**What needs to be done**
An exact reproduction of the records is required, with all images left out.

(Records from a collection)
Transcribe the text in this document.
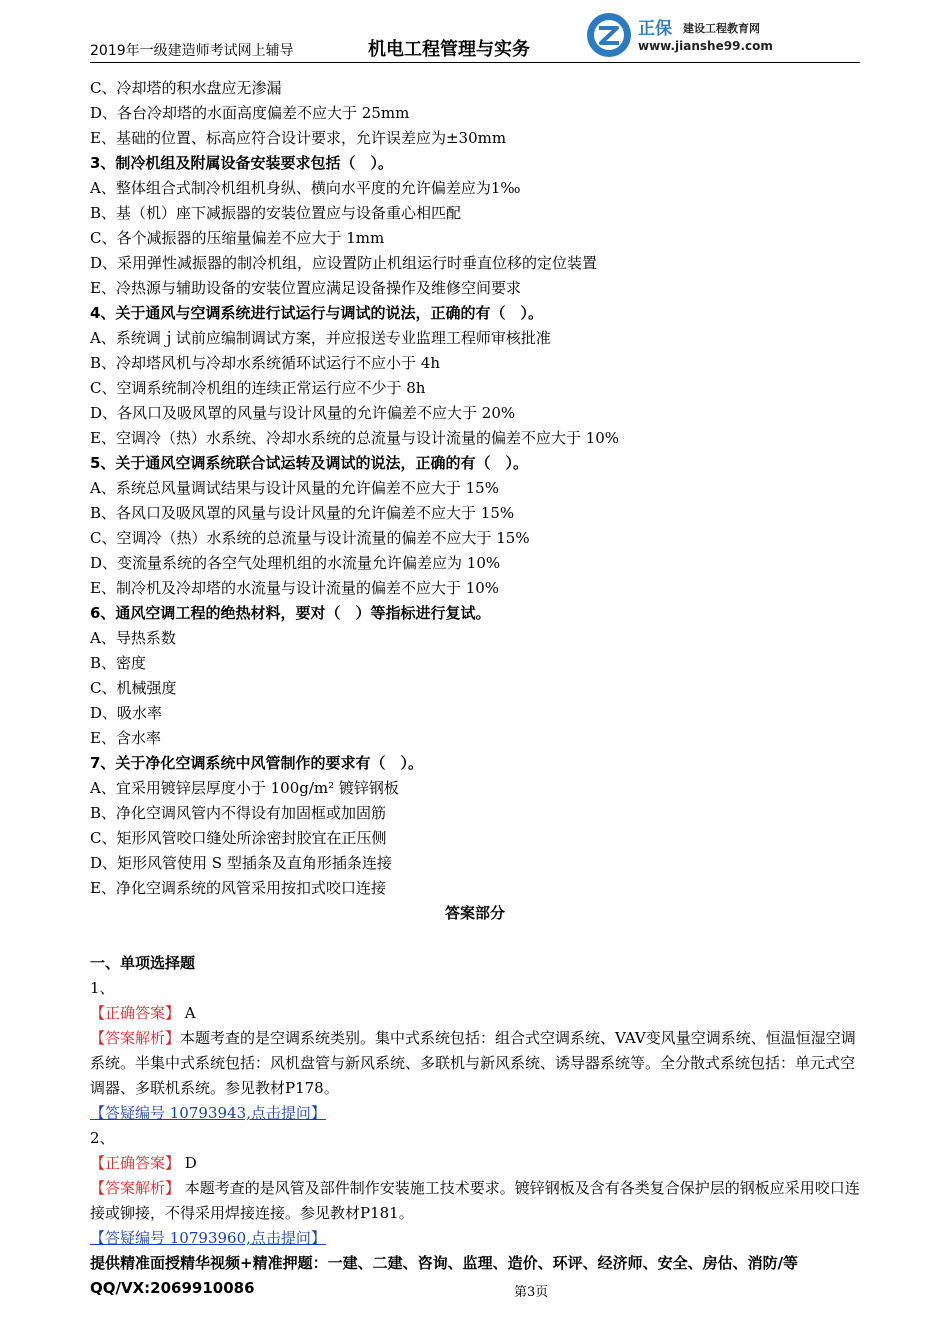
2019年一级建造师考试网上辅导	机电工程管理与实务
正保 建设工程教育网
www.jianshe99.com
C、冷却塔的积水盘应无渗漏
D、各台冷却塔的水面高度偏差不应大于 25mm
E、基础的位置、标高应符合设计要求，允许误差应为±30mm
3、制冷机组及附属设备安装要求包括（　）。
A、整体组合式制冷机组机身纵、横向水平度的允许偏差应为1‰
B、基（机）座下减振器的安装位置应与设备重心相匹配
C、各个减振器的压缩量偏差不应大于 1mm
D、采用弹性减振器的制冷机组，应设置防止机组运行时垂直位移的定位装置
E、冷热源与辅助设备的安装位置应满足设备操作及维修空间要求
4、关于通风与空调系统进行试运行与调试的说法，正确的有（　）。
A、系统调ｊ试前应编制调试方案，并应报送专业监理工程师审核批准
B、冷却塔风机与冷却水系统循环试运行不应小于 4h
C、空调系统制冷机组的连续正常运行应不少于 8h
D、各风口及吸风罩的风量与设计风量的允许偏差不应大于 20%
E、空调冷（热）水系统、冷却水系统的总流量与设计流量的偏差不应大于 10%
5、关于通风空调系统联合试运转及调试的说法，正确的有（　）。
A、系统总风量调试结果与设计风量的允许偏差不应大于 15%
B、各风口及吸风罩的风量与设计风量的允许偏差不应大于 15%
C、空调冷（热）水系统的总流量与设计流量的偏差不应大于 15%
D、变流量系统的各空气处理机组的水流量允许偏差应为 10%
E、制冷机及冷却塔的水流量与设计流量的偏差不应大于 10%
6、通风空调工程的绝热材料，要对（　）等指标进行复试。
A、导热系数
B、密度
C、机械强度
D、吸水率
E、含水率
7、关于净化空调系统中风管制作的要求有（　）。
A、宜采用镀锌层厚度小于 100g/m² 镀锌钢板
B、净化空调风管内不得设有加固框或加固筋
C、矩形风管咬口缝处所涂密封胶宜在正压侧
D、矩形风管使用 S 型插条及直角形插条连接
E、净化空调系统的风管采用按扣式咬口连接
答案部分
一、单项选择题
1、
【正确答案】 A
【答案解析】本题考查的是空调系统类别。集中式系统包括：组合式空调系统、VAV变风量空调系统、恒温恒湿空调系统。半集中式系统包括：风机盘管与新风系统、多联机与新风系统、诱导器系统等。全分散式系统包括：单元式空调器、多联机系统。参见教材P178。
【答疑编号 10793943,点击提问】
2、
【正确答案】 D
【答案解析】 本题考查的是风管及部件制作安装施工技术要求。镀锌钢板及含有各类复合保护层的钢板应采用咬口连接或铆接，不得采用焊接连接。参见教材P181。
【答疑编号 10793960,点击提问】
提供精准面授精华视频+精准押题：一建、二建、咨询、监理、造价、环评、经济师、安全、房估、消防/等
QQ/VX:2069910086	第3页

**Response to this exercise**
Transcribe the text in this document.
2019年一级建造师考试网上辅导	机电工程管理与实务
正保 建设工程教育网
www.jianshe99.com
C、冷却塔的积水盘应无渗漏
D、各台冷却塔的水面高度偏差不应大于 25mm
E、基础的位置、标高应符合设计要求，允许误差应为±30mm
3、制冷机组及附属设备安装要求包括（　）。
A、整体组合式制冷机组机身纵、横向水平度的允许偏差应为1‰
B、基（机）座下减振器的安装位置应与设备重心相匹配
C、各个减振器的压缩量偏差不应大于 1mm
D、采用弹性减振器的制冷机组，应设置防止机组运行时垂直位移的定位装置
E、冷热源与辅助设备的安装位置应满足设备操作及维修空间要求
4、关于通风与空调系统进行试运行与调试的说法，正确的有（　）。
A、系统调ｊ试前应编制调试方案，并应报送专业监理工程师审核批准
B、冷却塔风机与冷却水系统循环试运行不应小于 4h
C、空调系统制冷机组的连续正常运行应不少于 8h
D、各风口及吸风罩的风量与设计风量的允许偏差不应大于 20%
E、空调冷（热）水系统、冷却水系统的总流量与设计流量的偏差不应大于 10%
5、关于通风空调系统联合试运转及调试的说法，正确的有（　）。
A、系统总风量调试结果与设计风量的允许偏差不应大于 15%
B、各风口及吸风罩的风量与设计风量的允许偏差不应大于 15%
C、空调冷（热）水系统的总流量与设计流量的偏差不应大于 15%
D、变流量系统的各空气处理机组的水流量允许偏差应为 10%
E、制冷机及冷却塔的水流量与设计流量的偏差不应大于 10%
6、通风空调工程的绝热材料，要对（　）等指标进行复试。
A、导热系数
B、密度
C、机械强度
D、吸水率
E、含水率
7、关于净化空调系统中风管制作的要求有（　）。
A、宜采用镀锌层厚度小于 100g/m² 镀锌钢板
B、净化空调风管内不得设有加固框或加固筋
C、矩形风管咬口缝处所涂密封胶宜在正压侧
D、矩形风管使用 S 型插条及直角形插条连接
E、净化空调系统的风管采用按扣式咬口连接
答案部分
一、单项选择题
1、
【正确答案】 A
【答案解析】本题考查的是空调系统类别。集中式系统包括：组合式空调系统、VAV变风量空调系统、恒温恒湿空调系统。半集中式系统包括：风机盘管与新风系统、多联机与新风系统、诱导器系统等。全分散式系统包括：单元式空调器、多联机系统。参见教材P178。
【答疑编号 10793943,点击提问】
2、
【正确答案】 D
【答案解析】 本题考查的是风管及部件制作安装施工技术要求。镀锌钢板及含有各类复合保护层的钢板应采用咬口连接或铆接，不得采用焊接连接。参见教材P181。
【答疑编号 10793960,点击提问】
提供精准面授精华视频+精准押题：一建、二建、咨询、监理、造价、环评、经济师、安全、房估、消防/等
QQ/VX:2069910086	第3页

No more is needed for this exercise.